— Begin Data shown —
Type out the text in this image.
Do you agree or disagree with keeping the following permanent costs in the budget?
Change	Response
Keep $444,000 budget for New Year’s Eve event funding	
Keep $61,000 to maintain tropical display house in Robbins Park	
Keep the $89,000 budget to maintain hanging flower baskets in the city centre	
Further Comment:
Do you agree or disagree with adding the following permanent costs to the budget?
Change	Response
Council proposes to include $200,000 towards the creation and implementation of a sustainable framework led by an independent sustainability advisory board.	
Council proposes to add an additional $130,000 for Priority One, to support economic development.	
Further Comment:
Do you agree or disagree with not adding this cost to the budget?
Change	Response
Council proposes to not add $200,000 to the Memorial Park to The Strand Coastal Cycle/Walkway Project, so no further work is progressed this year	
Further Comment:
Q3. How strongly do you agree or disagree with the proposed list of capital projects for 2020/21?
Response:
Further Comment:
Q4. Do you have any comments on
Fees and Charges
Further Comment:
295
— End Data shown —
Exercise: Within the listing above, copy each line that has the string "disagree".

Task solution:
Do you agree or disagree with keeping the following permanent costs in the budget?
Do you agree or disagree with adding the following permanent costs to the budget?
Do you agree or disagree with not adding this cost to the budget?
Q3. How strongly do you agree or disagree with the proposed list of capital projects for 2020/21?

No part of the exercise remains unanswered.